_Problem description_:
Within the data below, state how many lines contain the string "name". Provide the number only.

_Task material_:
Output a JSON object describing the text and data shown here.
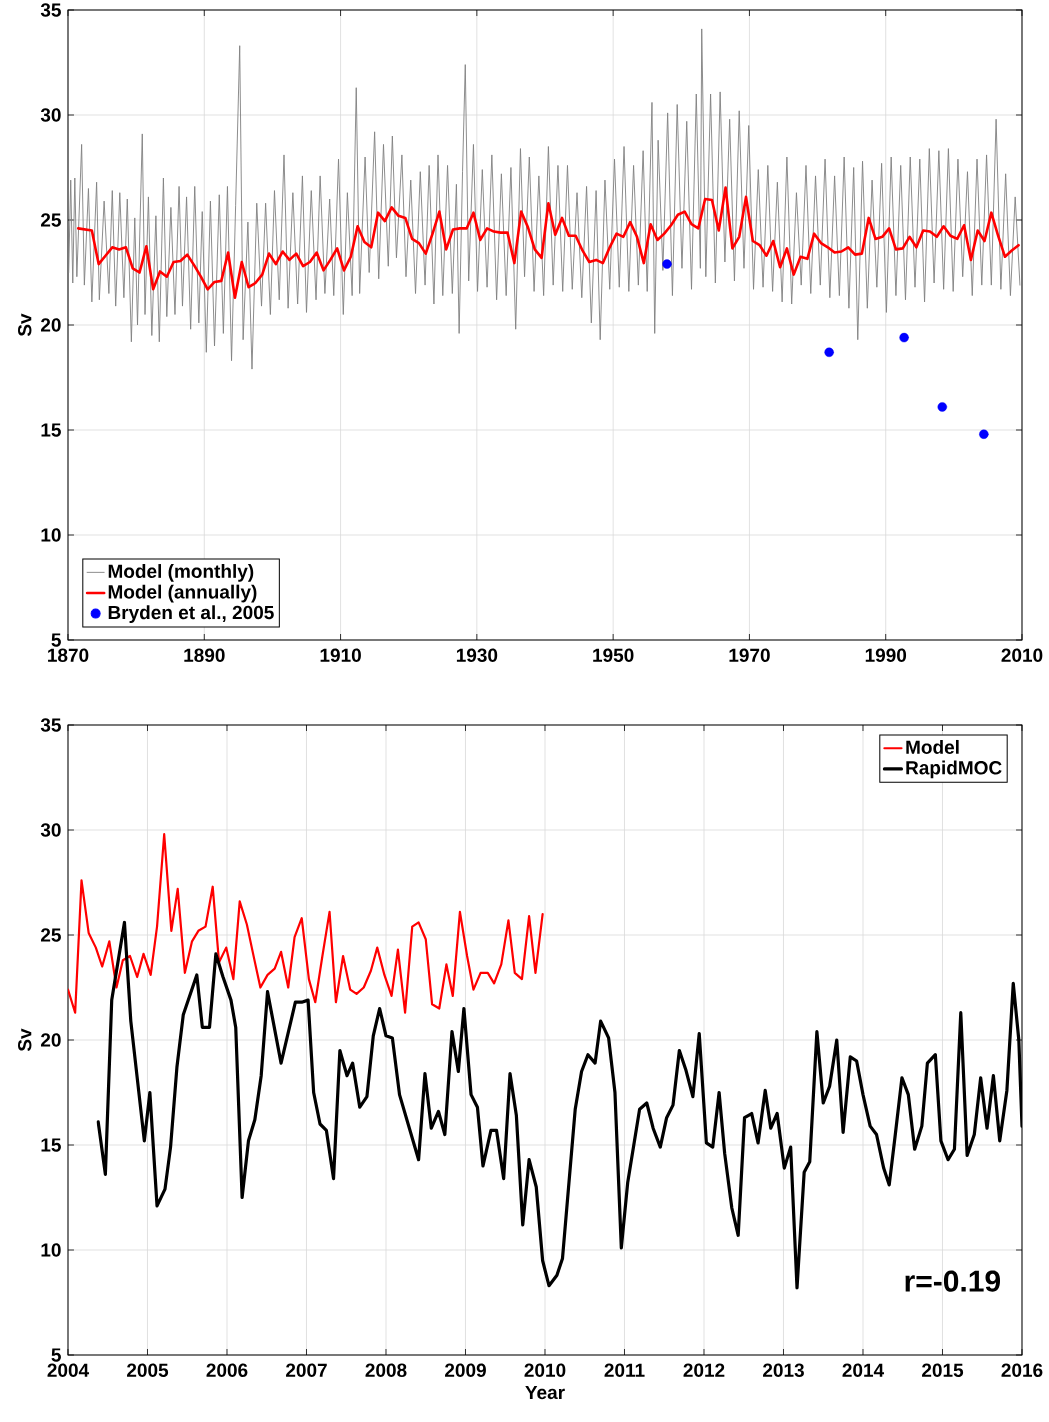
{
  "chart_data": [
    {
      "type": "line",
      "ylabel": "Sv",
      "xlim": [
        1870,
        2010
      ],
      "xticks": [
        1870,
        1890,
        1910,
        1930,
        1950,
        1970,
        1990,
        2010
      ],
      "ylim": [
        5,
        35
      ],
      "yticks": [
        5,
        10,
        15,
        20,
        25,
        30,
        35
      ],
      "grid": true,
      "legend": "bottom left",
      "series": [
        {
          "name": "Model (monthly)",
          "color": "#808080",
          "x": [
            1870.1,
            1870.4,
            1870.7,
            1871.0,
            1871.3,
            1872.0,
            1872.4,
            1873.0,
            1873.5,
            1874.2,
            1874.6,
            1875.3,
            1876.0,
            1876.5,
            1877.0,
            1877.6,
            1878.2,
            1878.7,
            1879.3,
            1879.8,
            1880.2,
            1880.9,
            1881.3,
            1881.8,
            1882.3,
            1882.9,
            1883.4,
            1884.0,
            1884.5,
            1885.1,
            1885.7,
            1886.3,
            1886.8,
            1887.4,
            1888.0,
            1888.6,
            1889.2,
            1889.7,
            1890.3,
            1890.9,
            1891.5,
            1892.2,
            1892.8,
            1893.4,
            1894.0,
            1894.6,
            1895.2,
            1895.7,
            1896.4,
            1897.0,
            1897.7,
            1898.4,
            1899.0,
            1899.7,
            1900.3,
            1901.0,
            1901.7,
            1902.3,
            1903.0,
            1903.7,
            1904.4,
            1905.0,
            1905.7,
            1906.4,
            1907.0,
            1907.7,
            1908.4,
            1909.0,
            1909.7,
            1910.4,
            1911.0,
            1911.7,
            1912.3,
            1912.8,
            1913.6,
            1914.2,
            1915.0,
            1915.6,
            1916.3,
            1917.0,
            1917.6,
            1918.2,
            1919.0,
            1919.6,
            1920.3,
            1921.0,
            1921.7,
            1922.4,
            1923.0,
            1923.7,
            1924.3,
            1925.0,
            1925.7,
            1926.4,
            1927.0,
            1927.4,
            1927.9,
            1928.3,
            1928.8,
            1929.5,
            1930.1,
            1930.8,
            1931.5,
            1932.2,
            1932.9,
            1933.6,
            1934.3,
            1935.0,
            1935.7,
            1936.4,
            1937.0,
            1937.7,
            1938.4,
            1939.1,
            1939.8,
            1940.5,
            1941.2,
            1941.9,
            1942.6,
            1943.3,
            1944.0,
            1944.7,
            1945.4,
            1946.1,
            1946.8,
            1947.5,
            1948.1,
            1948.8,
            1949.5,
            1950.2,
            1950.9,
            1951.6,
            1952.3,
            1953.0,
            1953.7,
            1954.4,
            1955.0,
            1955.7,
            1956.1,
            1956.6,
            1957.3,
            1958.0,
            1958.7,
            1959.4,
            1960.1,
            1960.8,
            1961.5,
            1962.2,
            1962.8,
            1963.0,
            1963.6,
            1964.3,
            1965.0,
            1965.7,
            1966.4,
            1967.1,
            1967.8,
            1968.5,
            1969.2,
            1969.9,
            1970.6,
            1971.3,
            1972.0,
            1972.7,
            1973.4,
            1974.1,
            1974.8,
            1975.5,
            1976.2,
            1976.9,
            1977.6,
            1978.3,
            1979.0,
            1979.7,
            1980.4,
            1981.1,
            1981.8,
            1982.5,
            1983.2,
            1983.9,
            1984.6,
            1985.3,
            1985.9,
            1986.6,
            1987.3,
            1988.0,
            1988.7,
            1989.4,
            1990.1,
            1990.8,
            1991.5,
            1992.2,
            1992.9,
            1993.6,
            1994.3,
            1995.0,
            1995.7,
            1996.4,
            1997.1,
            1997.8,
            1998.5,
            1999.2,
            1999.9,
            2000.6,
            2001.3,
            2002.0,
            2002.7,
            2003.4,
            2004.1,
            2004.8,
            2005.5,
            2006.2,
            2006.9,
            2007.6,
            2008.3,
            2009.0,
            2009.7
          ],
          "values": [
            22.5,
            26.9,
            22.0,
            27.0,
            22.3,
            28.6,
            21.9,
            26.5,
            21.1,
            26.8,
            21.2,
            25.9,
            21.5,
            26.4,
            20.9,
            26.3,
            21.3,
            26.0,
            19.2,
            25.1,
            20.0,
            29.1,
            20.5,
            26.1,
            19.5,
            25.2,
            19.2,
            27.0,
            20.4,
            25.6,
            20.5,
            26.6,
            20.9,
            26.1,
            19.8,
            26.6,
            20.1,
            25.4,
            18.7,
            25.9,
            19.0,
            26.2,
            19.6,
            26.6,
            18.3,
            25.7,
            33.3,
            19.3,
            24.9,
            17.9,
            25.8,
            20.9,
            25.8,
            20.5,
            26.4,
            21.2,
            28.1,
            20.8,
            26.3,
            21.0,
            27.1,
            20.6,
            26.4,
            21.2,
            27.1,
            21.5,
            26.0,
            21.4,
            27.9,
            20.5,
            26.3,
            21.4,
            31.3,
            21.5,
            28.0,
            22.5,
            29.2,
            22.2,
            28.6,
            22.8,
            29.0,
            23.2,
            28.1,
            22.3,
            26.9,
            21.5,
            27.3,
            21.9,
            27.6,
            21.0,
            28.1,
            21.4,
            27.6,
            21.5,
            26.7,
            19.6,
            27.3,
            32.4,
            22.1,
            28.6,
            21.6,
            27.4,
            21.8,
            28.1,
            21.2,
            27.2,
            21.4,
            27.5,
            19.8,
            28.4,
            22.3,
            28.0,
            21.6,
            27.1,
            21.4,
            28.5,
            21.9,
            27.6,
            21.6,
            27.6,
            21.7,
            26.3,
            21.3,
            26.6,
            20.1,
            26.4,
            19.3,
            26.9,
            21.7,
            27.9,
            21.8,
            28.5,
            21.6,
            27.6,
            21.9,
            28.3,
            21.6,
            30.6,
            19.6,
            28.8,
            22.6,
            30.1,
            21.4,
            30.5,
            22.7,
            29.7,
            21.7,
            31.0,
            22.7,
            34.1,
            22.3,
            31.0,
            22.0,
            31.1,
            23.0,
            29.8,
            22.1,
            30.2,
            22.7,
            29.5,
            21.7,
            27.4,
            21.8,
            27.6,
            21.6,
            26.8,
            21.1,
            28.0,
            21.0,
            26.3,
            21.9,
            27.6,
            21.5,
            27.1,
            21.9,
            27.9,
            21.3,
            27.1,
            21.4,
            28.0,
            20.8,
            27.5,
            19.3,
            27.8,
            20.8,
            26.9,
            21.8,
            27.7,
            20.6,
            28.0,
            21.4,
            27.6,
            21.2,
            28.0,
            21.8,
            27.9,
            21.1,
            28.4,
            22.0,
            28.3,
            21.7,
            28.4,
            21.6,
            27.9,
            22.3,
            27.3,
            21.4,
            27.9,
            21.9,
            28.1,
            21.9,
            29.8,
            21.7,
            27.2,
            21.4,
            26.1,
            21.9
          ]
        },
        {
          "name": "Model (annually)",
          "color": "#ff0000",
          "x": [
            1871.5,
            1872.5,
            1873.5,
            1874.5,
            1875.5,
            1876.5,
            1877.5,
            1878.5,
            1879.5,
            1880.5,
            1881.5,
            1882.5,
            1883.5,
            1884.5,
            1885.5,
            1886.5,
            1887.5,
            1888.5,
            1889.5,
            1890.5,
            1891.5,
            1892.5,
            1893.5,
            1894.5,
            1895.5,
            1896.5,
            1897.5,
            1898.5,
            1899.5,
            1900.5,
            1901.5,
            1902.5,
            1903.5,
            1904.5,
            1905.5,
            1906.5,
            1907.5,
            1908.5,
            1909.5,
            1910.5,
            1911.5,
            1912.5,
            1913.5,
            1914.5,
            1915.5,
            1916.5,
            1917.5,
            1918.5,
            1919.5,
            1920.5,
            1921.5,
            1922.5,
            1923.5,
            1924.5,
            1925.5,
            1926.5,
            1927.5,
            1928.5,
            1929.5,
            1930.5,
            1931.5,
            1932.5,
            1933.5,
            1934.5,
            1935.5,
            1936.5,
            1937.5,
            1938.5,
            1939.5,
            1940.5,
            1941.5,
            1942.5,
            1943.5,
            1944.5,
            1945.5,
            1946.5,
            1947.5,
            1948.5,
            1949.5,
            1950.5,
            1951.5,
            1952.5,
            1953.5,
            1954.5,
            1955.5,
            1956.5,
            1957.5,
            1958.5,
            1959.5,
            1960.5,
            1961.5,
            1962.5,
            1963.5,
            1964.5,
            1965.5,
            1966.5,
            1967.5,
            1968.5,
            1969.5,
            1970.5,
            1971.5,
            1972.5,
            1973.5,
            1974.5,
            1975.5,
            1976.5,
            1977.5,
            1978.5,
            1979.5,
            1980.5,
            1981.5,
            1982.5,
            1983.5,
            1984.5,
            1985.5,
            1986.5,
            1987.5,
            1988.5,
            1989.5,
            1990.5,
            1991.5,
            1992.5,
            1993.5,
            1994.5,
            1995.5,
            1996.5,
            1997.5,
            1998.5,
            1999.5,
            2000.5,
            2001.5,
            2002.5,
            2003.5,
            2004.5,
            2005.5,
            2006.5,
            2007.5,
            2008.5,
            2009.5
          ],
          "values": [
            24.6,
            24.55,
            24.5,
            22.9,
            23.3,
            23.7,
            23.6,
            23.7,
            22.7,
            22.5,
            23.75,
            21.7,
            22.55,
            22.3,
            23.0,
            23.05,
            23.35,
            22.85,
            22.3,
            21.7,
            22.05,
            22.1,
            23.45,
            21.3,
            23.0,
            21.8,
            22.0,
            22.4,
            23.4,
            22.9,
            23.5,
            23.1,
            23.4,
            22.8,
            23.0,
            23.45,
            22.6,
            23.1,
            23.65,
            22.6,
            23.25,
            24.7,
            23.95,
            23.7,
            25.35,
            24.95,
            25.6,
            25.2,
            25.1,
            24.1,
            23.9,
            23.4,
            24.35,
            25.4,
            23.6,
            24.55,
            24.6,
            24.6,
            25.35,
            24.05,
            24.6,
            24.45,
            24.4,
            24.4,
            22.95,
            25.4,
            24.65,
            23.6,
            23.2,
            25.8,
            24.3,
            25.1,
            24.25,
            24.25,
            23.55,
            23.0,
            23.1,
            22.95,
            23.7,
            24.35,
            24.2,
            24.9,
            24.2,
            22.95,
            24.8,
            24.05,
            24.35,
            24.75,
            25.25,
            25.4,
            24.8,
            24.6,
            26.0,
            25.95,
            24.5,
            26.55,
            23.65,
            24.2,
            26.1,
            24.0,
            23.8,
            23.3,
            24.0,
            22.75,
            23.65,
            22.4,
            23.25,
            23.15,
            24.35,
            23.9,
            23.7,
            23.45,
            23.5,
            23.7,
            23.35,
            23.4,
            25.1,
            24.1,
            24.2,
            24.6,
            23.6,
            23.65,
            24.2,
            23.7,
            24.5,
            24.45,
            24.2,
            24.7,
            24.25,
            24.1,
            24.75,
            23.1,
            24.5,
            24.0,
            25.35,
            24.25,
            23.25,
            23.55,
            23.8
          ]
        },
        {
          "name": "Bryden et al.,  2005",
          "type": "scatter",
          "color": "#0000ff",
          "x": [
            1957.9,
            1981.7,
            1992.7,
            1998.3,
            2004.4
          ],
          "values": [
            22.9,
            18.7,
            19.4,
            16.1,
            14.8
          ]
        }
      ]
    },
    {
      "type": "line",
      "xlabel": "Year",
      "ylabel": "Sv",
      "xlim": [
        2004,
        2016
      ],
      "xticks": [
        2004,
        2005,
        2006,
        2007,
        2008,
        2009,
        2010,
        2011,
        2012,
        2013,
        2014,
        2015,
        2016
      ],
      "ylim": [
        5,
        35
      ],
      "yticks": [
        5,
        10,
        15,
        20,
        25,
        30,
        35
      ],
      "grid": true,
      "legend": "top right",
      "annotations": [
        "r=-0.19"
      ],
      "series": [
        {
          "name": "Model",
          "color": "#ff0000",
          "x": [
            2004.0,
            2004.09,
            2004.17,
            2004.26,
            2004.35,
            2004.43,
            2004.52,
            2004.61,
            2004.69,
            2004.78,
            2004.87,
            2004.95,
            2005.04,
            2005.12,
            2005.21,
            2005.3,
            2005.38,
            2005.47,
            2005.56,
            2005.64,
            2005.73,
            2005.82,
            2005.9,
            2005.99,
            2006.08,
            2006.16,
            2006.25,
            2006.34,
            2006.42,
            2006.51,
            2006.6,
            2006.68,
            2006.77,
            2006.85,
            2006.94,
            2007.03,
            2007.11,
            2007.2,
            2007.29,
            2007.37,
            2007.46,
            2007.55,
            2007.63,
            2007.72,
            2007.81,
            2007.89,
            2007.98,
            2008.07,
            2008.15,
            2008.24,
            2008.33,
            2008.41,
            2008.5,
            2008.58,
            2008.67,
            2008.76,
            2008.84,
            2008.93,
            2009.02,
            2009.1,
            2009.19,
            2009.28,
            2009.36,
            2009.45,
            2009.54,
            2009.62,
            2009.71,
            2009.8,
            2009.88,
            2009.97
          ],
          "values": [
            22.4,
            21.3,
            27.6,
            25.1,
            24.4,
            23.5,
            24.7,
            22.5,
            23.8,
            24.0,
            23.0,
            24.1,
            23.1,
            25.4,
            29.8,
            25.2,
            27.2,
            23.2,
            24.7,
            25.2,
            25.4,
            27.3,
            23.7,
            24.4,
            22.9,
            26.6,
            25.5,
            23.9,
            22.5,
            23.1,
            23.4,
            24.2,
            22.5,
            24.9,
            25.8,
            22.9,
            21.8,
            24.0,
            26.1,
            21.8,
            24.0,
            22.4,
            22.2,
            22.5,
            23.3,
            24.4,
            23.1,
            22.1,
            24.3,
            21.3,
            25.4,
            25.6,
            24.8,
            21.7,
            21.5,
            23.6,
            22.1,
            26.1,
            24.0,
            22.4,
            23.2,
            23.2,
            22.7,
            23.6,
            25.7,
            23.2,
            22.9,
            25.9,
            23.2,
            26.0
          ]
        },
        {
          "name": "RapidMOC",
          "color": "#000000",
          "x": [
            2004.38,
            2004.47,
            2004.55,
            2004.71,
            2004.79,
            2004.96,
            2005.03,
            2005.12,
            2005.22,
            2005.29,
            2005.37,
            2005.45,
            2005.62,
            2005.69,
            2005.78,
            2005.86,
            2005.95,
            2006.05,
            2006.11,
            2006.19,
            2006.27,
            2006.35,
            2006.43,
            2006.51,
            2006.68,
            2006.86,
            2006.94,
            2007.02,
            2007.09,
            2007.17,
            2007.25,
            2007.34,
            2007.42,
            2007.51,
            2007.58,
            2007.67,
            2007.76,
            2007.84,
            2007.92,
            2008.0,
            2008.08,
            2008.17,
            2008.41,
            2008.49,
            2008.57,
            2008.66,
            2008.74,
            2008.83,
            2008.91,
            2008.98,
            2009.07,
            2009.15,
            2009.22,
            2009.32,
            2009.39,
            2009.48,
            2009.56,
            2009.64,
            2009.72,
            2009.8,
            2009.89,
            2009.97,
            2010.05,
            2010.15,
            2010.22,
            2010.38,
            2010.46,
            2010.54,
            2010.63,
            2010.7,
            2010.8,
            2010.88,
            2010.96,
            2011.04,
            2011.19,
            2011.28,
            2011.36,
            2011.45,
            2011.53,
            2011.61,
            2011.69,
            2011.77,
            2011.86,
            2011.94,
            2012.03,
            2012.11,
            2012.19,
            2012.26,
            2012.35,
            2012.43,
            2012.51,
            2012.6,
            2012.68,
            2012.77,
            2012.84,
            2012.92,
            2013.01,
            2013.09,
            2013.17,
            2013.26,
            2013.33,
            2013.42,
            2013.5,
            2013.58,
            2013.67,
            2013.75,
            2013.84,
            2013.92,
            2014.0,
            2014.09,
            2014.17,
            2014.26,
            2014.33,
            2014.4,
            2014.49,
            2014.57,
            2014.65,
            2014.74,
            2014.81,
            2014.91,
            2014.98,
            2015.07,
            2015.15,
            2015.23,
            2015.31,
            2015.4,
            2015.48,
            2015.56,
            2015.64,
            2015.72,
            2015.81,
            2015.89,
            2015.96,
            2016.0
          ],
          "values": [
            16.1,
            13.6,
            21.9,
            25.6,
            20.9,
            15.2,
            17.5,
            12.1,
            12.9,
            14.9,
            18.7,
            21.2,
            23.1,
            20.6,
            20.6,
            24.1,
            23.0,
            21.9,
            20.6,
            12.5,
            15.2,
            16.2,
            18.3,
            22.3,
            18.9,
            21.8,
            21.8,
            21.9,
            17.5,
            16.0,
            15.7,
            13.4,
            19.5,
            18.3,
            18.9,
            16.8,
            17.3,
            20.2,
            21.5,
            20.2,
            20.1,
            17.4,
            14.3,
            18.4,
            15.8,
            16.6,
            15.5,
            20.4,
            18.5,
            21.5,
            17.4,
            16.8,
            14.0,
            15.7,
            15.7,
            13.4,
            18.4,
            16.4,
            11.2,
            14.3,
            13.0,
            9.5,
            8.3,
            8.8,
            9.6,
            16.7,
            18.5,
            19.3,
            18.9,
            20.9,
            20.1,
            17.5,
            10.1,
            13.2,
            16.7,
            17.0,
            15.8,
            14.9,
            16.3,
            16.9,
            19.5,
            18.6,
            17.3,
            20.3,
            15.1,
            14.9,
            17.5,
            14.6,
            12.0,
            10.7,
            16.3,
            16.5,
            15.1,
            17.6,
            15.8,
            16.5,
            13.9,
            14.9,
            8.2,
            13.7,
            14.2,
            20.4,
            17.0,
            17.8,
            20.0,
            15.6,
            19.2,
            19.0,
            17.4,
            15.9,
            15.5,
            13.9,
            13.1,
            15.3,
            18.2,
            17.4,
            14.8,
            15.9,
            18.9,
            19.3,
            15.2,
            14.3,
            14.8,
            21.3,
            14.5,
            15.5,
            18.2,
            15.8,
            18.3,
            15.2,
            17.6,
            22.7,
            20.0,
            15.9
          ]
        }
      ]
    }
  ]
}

* * *

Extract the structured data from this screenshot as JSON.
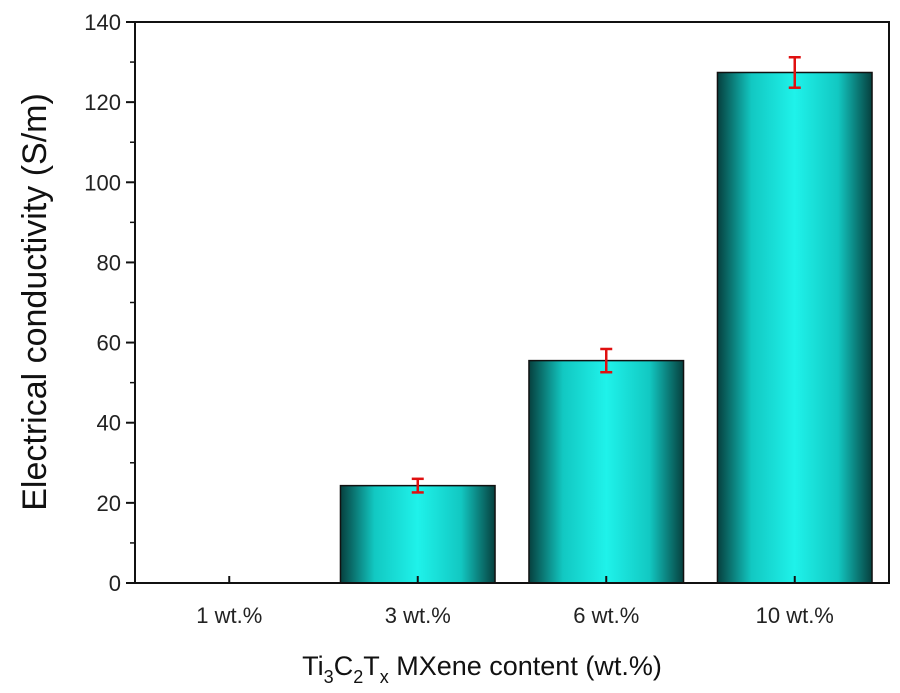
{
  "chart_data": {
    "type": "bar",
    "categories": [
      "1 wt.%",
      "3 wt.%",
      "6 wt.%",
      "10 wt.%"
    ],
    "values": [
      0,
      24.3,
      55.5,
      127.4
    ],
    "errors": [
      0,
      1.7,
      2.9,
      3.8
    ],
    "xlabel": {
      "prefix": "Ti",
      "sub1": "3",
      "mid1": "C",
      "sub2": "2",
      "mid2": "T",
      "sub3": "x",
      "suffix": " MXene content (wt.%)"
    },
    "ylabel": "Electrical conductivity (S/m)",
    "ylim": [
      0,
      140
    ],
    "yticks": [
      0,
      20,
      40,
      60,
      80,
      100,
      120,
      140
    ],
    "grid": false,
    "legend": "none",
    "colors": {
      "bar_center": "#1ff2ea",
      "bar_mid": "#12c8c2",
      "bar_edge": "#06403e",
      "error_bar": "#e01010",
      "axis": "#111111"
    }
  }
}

_Exercise response_:
5